-- START Data records --
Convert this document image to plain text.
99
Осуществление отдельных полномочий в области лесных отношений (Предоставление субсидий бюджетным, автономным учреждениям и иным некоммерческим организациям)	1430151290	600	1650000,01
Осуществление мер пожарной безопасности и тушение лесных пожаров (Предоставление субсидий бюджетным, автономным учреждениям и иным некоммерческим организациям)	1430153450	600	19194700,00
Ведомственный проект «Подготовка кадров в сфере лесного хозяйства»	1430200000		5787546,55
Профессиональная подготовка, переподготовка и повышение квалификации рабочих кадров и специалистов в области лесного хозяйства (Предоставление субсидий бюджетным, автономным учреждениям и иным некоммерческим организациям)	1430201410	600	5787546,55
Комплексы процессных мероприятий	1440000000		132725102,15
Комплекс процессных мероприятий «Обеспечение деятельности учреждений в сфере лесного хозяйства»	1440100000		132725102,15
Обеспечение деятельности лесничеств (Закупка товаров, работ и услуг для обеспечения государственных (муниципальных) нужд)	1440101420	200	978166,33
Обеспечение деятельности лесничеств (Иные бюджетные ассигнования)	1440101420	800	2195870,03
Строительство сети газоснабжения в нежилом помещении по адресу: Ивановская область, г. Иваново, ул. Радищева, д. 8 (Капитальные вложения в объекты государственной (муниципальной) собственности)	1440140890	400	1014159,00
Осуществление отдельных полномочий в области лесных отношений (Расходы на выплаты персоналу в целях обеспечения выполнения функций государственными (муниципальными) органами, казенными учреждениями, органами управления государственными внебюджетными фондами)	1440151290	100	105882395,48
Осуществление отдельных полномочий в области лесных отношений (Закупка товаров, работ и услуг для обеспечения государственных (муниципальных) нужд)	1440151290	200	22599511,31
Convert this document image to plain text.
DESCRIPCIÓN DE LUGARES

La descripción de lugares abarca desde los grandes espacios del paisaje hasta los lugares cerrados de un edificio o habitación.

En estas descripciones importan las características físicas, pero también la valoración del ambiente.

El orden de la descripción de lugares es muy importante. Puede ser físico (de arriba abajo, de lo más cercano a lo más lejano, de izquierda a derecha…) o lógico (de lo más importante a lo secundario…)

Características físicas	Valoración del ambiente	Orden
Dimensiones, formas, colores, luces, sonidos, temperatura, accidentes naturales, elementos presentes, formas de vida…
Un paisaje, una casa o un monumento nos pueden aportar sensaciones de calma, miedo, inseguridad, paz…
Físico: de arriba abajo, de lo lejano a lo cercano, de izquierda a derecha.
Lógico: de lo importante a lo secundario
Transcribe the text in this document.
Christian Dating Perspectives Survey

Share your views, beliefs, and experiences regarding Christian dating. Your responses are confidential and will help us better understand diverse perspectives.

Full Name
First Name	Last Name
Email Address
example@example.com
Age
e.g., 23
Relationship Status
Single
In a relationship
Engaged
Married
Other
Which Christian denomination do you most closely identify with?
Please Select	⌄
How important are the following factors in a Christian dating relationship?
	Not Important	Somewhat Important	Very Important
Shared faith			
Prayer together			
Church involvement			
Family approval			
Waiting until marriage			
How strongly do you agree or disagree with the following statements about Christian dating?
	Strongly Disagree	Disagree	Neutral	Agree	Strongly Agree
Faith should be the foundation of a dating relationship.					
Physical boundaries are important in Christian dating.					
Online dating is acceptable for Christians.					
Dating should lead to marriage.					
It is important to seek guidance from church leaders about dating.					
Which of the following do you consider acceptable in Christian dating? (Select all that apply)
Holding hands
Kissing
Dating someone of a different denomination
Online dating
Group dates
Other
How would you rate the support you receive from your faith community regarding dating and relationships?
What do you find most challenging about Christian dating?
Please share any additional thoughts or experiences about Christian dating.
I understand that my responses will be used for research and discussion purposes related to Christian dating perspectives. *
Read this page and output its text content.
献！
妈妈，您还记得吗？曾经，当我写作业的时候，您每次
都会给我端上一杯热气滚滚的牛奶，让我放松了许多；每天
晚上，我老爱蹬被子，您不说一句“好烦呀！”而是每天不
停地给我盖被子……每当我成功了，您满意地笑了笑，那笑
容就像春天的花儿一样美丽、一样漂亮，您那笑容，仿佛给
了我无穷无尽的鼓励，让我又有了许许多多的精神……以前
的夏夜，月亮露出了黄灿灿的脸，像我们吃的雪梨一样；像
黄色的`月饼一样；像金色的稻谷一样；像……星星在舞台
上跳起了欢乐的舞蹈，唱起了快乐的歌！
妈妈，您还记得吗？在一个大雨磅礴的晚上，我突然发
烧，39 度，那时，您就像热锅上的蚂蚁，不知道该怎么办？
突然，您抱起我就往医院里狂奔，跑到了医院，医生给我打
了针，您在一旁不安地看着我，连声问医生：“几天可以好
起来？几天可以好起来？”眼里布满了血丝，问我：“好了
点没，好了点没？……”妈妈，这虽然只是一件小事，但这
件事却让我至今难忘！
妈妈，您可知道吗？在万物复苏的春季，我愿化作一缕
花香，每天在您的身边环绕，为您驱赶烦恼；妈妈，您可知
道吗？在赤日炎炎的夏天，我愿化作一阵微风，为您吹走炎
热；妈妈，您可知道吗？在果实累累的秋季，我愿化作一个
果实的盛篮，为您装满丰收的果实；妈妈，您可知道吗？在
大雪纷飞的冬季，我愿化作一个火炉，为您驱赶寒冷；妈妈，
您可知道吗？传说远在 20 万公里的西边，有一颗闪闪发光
-- END Data records --
Stated exercise. Repeat the data verbatim.

Solution.
Convert this document image to plain text.
99
Осуществление отдельных полномочий в области лесных отношений (Предоставление субсидий бюджетным, автономным учреждениям и иным некоммерческим организациям)	1430151290	600	1650000,01
Осуществление мер пожарной безопасности и тушение лесных пожаров (Предоставление субсидий бюджетным, автономным учреждениям и иным некоммерческим организациям)	1430153450	600	19194700,00
Ведомственный проект «Подготовка кадров в сфере лесного хозяйства»	1430200000		5787546,55
Профессиональная подготовка, переподготовка и повышение квалификации рабочих кадров и специалистов в области лесного хозяйства (Предоставление субсидий бюджетным, автономным учреждениям и иным некоммерческим организациям)	1430201410	600	5787546,55
Комплексы процессных мероприятий	1440000000		132725102,15
Комплекс процессных мероприятий «Обеспечение деятельности учреждений в сфере лесного хозяйства»	1440100000		132725102,15
Обеспечение деятельности лесничеств (Закупка товаров, работ и услуг для обеспечения государственных (муниципальных) нужд)	1440101420	200	978166,33
Обеспечение деятельности лесничеств (Иные бюджетные ассигнования)	1440101420	800	2195870,03
Строительство сети газоснабжения в нежилом помещении по адресу: Ивановская область, г. Иваново, ул. Радищева, д. 8 (Капитальные вложения в объекты государственной (муниципальной) собственности)	1440140890	400	1014159,00
Осуществление отдельных полномочий в области лесных отношений (Расходы на выплаты персоналу в целях обеспечения выполнения функций государственными (муниципальными) органами, казенными учреждениями, органами управления государственными внебюджетными фондами)	1440151290	100	105882395,48
Осуществление отдельных полномочий в области лесных отношений (Закупка товаров, работ и услуг для обеспечения государственных (муниципальных) нужд)	1440151290	200	22599511,31
Convert this document image to plain text.
DESCRIPCIÓN DE LUGARES

La descripción de lugares abarca desde los grandes espacios del paisaje hasta los lugares cerrados de un edificio o habitación.

En estas descripciones importan las características físicas, pero también la valoración del ambiente.

El orden de la descripción de lugares es muy importante. Puede ser físico (de arriba abajo, de lo más cercano a lo más lejano, de izquierda a derecha…) o lógico (de lo más importante a lo secundario…)

Características físicas	Valoración del ambiente	Orden
Dimensiones, formas, colores, luces, sonidos, temperatura, accidentes naturales, elementos presentes, formas de vida…
Un paisaje, una casa o un monumento nos pueden aportar sensaciones de calma, miedo, inseguridad, paz…
Físico: de arriba abajo, de lo lejano a lo cercano, de izquierda a derecha.
Lógico: de lo importante a lo secundario
Transcribe the text in this document.
Christian Dating Perspectives Survey

Share your views, beliefs, and experiences regarding Christian dating. Your responses are confidential and will help us better understand diverse perspectives.

Full Name
First Name	Last Name
Email Address
example@example.com
Age
e.g., 23
Relationship Status
Single
In a relationship
Engaged
Married
Other
Which Christian denomination do you most closely identify with?
Please Select	⌄
How important are the following factors in a Christian dating relationship?
	Not Important	Somewhat Important	Very Important
Shared faith			
Prayer together			
Church involvement			
Family approval			
Waiting until marriage			
How strongly do you agree or disagree with the following statements about Christian dating?
	Strongly Disagree	Disagree	Neutral	Agree	Strongly Agree
Faith should be the foundation of a dating relationship.					
Physical boundaries are important in Christian dating.					
Online dating is acceptable for Christians.					
Dating should lead to marriage.					
It is important to seek guidance from church leaders about dating.					
Which of the following do you consider acceptable in Christian dating? (Select all that apply)
Holding hands
Kissing
Dating someone of a different denomination
Online dating
Group dates
Other
How would you rate the support you receive from your faith community regarding dating and relationships?
What do you find most challenging about Christian dating?
Please share any additional thoughts or experiences about Christian dating.
I understand that my responses will be used for research and discussion purposes related to Christian dating perspectives. *
Read this page and output its text content.
献！
妈妈，您还记得吗？曾经，当我写作业的时候，您每次
都会给我端上一杯热气滚滚的牛奶，让我放松了许多；每天
晚上，我老爱蹬被子，您不说一句“好烦呀！”而是每天不
停地给我盖被子……每当我成功了，您满意地笑了笑，那笑
容就像春天的花儿一样美丽、一样漂亮，您那笑容，仿佛给
了我无穷无尽的鼓励，让我又有了许许多多的精神……以前
的夏夜，月亮露出了黄灿灿的脸，像我们吃的雪梨一样；像
黄色的`月饼一样；像金色的稻谷一样；像……星星在舞台
上跳起了欢乐的舞蹈，唱起了快乐的歌！
妈妈，您还记得吗？在一个大雨磅礴的晚上，我突然发
烧，39 度，那时，您就像热锅上的蚂蚁，不知道该怎么办？
突然，您抱起我就往医院里狂奔，跑到了医院，医生给我打
了针，您在一旁不安地看着我，连声问医生：“几天可以好
起来？几天可以好起来？”眼里布满了血丝，问我：“好了
点没，好了点没？……”妈妈，这虽然只是一件小事，但这
件事却让我至今难忘！
妈妈，您可知道吗？在万物复苏的春季，我愿化作一缕
花香，每天在您的身边环绕，为您驱赶烦恼；妈妈，您可知
道吗？在赤日炎炎的夏天，我愿化作一阵微风，为您吹走炎
热；妈妈，您可知道吗？在果实累累的秋季，我愿化作一个
果实的盛篮，为您装满丰收的果实；妈妈，您可知道吗？在
大雪纷飞的冬季，我愿化作一个火炉，为您驱赶寒冷；妈妈，
您可知道吗？传说远在 20 万公里的西边，有一颗闪闪发光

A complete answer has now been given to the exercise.